Exercise description —
What number of lines contain the word "this"? Reply with the number and nothing else.

-- start of Data --

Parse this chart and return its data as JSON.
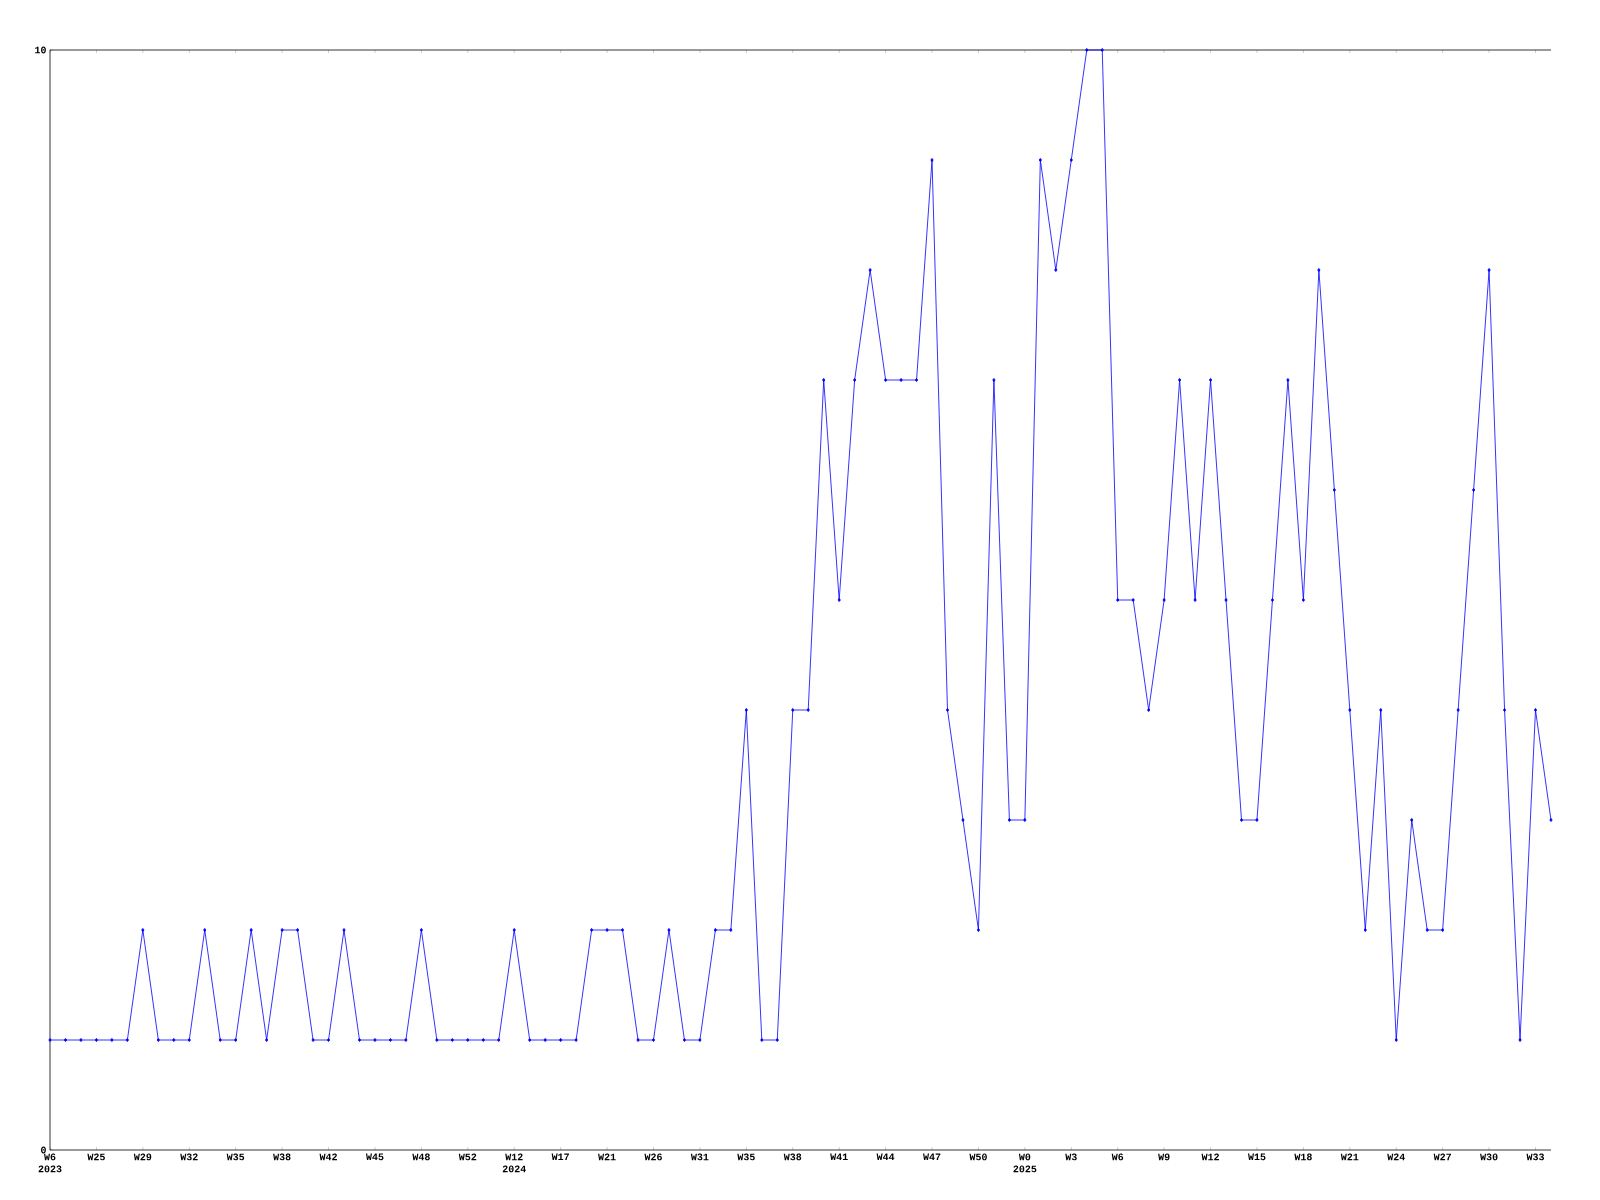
{
  "chart_data": {
    "type": "line",
    "categories": [
      "W6",
      null,
      null,
      "W25",
      null,
      null,
      "W29",
      null,
      null,
      "W32",
      null,
      null,
      "W35",
      null,
      null,
      "W38",
      null,
      null,
      "W42",
      null,
      null,
      "W45",
      null,
      null,
      "W48",
      null,
      null,
      "W52",
      null,
      null,
      "W12",
      null,
      null,
      "W17",
      null,
      null,
      "W21",
      null,
      null,
      "W26",
      null,
      null,
      "W31",
      null,
      null,
      "W35",
      null,
      null,
      "W38",
      null,
      null,
      "W41",
      null,
      null,
      "W44",
      null,
      null,
      "W47",
      null,
      null,
      "W50",
      null,
      null,
      "W0",
      null,
      null,
      "W3",
      null,
      null,
      "W6",
      null,
      null,
      "W9",
      null,
      null,
      "W12",
      null,
      null,
      "W15",
      null,
      null,
      "W18",
      null,
      null,
      "W21",
      null,
      null,
      "W24",
      null,
      null,
      "W27",
      null,
      null,
      "W30",
      null,
      null,
      "W33",
      null
    ],
    "values": [
      1,
      1,
      1,
      1,
      1,
      1,
      2,
      1,
      1,
      1,
      2,
      1,
      1,
      2,
      1,
      2,
      2,
      1,
      1,
      2,
      1,
      1,
      1,
      1,
      2,
      1,
      1,
      1,
      1,
      1,
      2,
      1,
      1,
      1,
      1,
      2,
      2,
      2,
      1,
      1,
      2,
      1,
      1,
      2,
      2,
      4,
      1,
      1,
      4,
      4,
      7,
      5,
      7,
      8,
      7,
      7,
      7,
      9,
      4,
      3,
      2,
      7,
      3,
      3,
      9,
      8,
      9,
      10,
      10,
      5,
      5,
      4,
      5,
      7,
      5,
      7,
      5,
      3,
      3,
      5,
      7,
      5,
      8,
      6,
      4,
      2,
      4,
      1,
      3,
      2,
      2,
      4,
      6,
      8,
      4,
      1,
      4,
      3
    ],
    "color": "#0000ff",
    "marker": "diamond",
    "ylim": [
      0,
      10
    ],
    "yticks": [
      0,
      10
    ],
    "annotations": [
      "2023",
      "2024",
      "2025"
    ]
  }
}
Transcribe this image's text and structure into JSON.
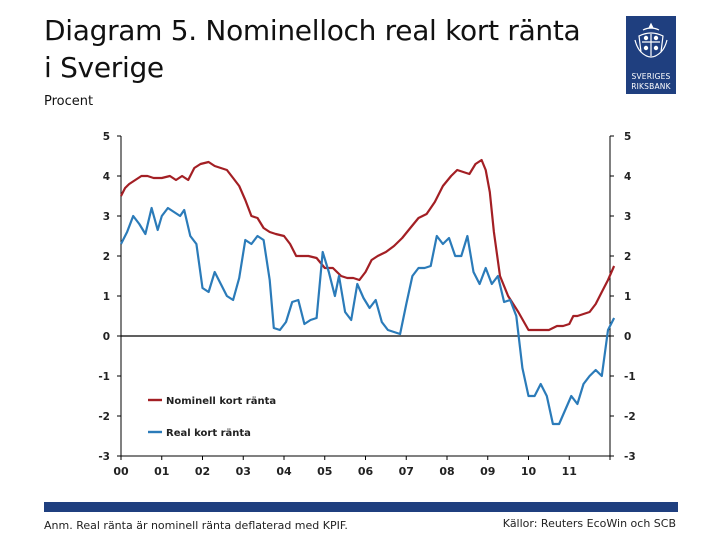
{
  "header": {
    "title_line1": "Diagram 5. Nominelloch real kort ränta",
    "title_line2": "i Sverige",
    "unit": "Procent"
  },
  "logo": {
    "line1": "SVERIGES",
    "line2": "RIKSBANK"
  },
  "footer": {
    "note": "Anm. Real ränta är nominell ränta deflaterad med KPIF.",
    "source": "Källor: Reuters EcoWin och SCB"
  },
  "colors": {
    "nominal": "#a31f24",
    "real": "#2b7bb9",
    "brand": "#1f3f7f"
  },
  "chart_data": {
    "type": "line",
    "title": "Diagram 5. Nominelloch real kort ränta i Sverige",
    "ylabel": "Procent",
    "ylim": [
      -3,
      5
    ],
    "xlim": [
      2000,
      2012
    ],
    "x_ticks": [
      2000,
      2002,
      2004,
      2006,
      2008,
      2010,
      2012
    ],
    "x_tick_labels": [
      "00",
      "01",
      "02",
      "03",
      "04",
      "05",
      "06",
      "07",
      "08",
      "09",
      "10",
      "11"
    ],
    "x_tick_positions": [
      2000,
      2001,
      2002,
      2003,
      2004,
      2005,
      2006,
      2007,
      2008,
      2009,
      2010,
      2011
    ],
    "y_ticks": [
      5,
      4,
      3,
      2,
      1,
      0,
      -1,
      -2,
      -3
    ],
    "y_tick_labels": [
      "5",
      "4",
      "3",
      "2",
      "1",
      "0",
      "-1",
      "-2",
      "-3"
    ],
    "legend": [
      "Nominell kort ränta",
      "Real kort ränta"
    ],
    "series": [
      {
        "name": "Nominell kort ränta",
        "x": [
          2000,
          2000.1,
          2000.2,
          2000.35,
          2000.5,
          2000.65,
          2000.8,
          2001.0,
          2001.2,
          2001.35,
          2001.5,
          2001.65,
          2001.8,
          2001.95,
          2002.15,
          2002.3,
          2002.45,
          2002.6,
          2002.75,
          2002.9,
          2003.05,
          2003.2,
          2003.35,
          2003.5,
          2003.65,
          2003.8,
          2004.0,
          2004.15,
          2004.3,
          2004.45,
          2004.6,
          2004.8,
          2005.0,
          2005.2,
          2005.4,
          2005.55,
          2005.7,
          2005.85,
          2006.0,
          2006.15,
          2006.3,
          2006.5,
          2006.7,
          2006.9,
          2007.1,
          2007.3,
          2007.5,
          2007.7,
          2007.9,
          2008.1,
          2008.25,
          2008.4,
          2008.55,
          2008.7,
          2008.85,
          2008.95,
          2009.05,
          2009.15,
          2009.3,
          2009.5,
          2009.75,
          2010.0,
          2010.2,
          2010.35,
          2010.5,
          2010.7,
          2010.85,
          2011.0,
          2011.1
        ],
        "values": [
          3.5,
          3.7,
          3.8,
          3.9,
          4.0,
          4.0,
          3.95,
          3.95,
          4.0,
          3.9,
          4.0,
          3.9,
          4.2,
          4.3,
          4.35,
          4.25,
          4.2,
          4.15,
          3.95,
          3.75,
          3.4,
          3.0,
          2.95,
          2.7,
          2.6,
          2.55,
          2.5,
          2.3,
          2.0,
          2.0,
          2.0,
          1.95,
          1.7,
          1.7,
          1.5,
          1.45,
          1.45,
          1.4,
          1.6,
          1.9,
          2.0,
          2.1,
          2.25,
          2.45,
          2.7,
          2.95,
          3.05,
          3.35,
          3.75,
          4.0,
          4.15,
          4.1,
          4.05,
          4.3,
          4.4,
          4.15,
          3.6,
          2.6,
          1.5,
          1.0,
          0.6,
          0.15,
          0.15,
          0.15,
          0.15,
          0.25,
          0.25,
          0.3,
          0.5
        ],
        "x_extra": [
          2011.2,
          2011.35,
          2011.5,
          2011.65,
          2011.8,
          2011.95,
          2012.1
        ],
        "values_extra": [
          0.5,
          0.55,
          0.6,
          0.8,
          1.1,
          1.4,
          1.75
        ]
      },
      {
        "name": "Real kort ränta",
        "x": [
          2000,
          2000.15,
          2000.3,
          2000.45,
          2000.6,
          2000.75,
          2000.9,
          2001.0,
          2001.15,
          2001.3,
          2001.45,
          2001.55,
          2001.7,
          2001.85,
          2002.0,
          2002.15,
          2002.3,
          2002.45,
          2002.6,
          2002.75,
          2002.9,
          2003.05,
          2003.2,
          2003.35,
          2003.5,
          2003.65,
          2003.75,
          2003.9,
          2004.05,
          2004.2,
          2004.35,
          2004.5,
          2004.65,
          2004.8,
          2004.95,
          2005.1,
          2005.25,
          2005.35,
          2005.5,
          2005.65,
          2005.8,
          2005.95,
          2006.1,
          2006.25,
          2006.4,
          2006.55,
          2006.7,
          2006.85,
          2007.0,
          2007.15,
          2007.3,
          2007.45,
          2007.6,
          2007.75,
          2007.9,
          2008.05,
          2008.2,
          2008.35,
          2008.5,
          2008.65,
          2008.8,
          2008.95,
          2009.1,
          2009.25,
          2009.4,
          2009.55,
          2009.7,
          2009.85,
          2010.0,
          2010.15,
          2010.3,
          2010.45,
          2010.6,
          2010.75,
          2010.9,
          2011.05,
          2011.2,
          2011.35,
          2011.5,
          2011.65,
          2011.8,
          2011.95,
          2012.1
        ],
        "values": [
          2.3,
          2.6,
          3.0,
          2.8,
          2.55,
          3.2,
          2.65,
          3.0,
          3.2,
          3.1,
          3.0,
          3.15,
          2.5,
          2.3,
          1.2,
          1.1,
          1.6,
          1.3,
          1.0,
          0.9,
          1.45,
          2.4,
          2.3,
          2.5,
          2.4,
          1.4,
          0.2,
          0.15,
          0.35,
          0.85,
          0.9,
          0.3,
          0.4,
          0.45,
          2.1,
          1.6,
          1.0,
          1.5,
          0.6,
          0.4,
          1.3,
          0.95,
          0.7,
          0.9,
          0.35,
          0.15,
          0.1,
          0.05,
          0.8,
          1.5,
          1.7,
          1.7,
          1.75,
          2.5,
          2.3,
          2.45,
          2.0,
          2.0,
          2.5,
          1.6,
          1.3,
          1.7,
          1.3,
          1.5,
          0.85,
          0.9,
          0.5,
          -0.8,
          -1.5,
          -1.5,
          -1.2,
          -1.5,
          -2.2,
          -2.2,
          -1.85,
          -1.5,
          -1.7,
          -1.2,
          -1.0,
          -0.85,
          -1.0,
          0.15,
          0.45
        ]
      }
    ]
  }
}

-- end of Data --

Finished task —
2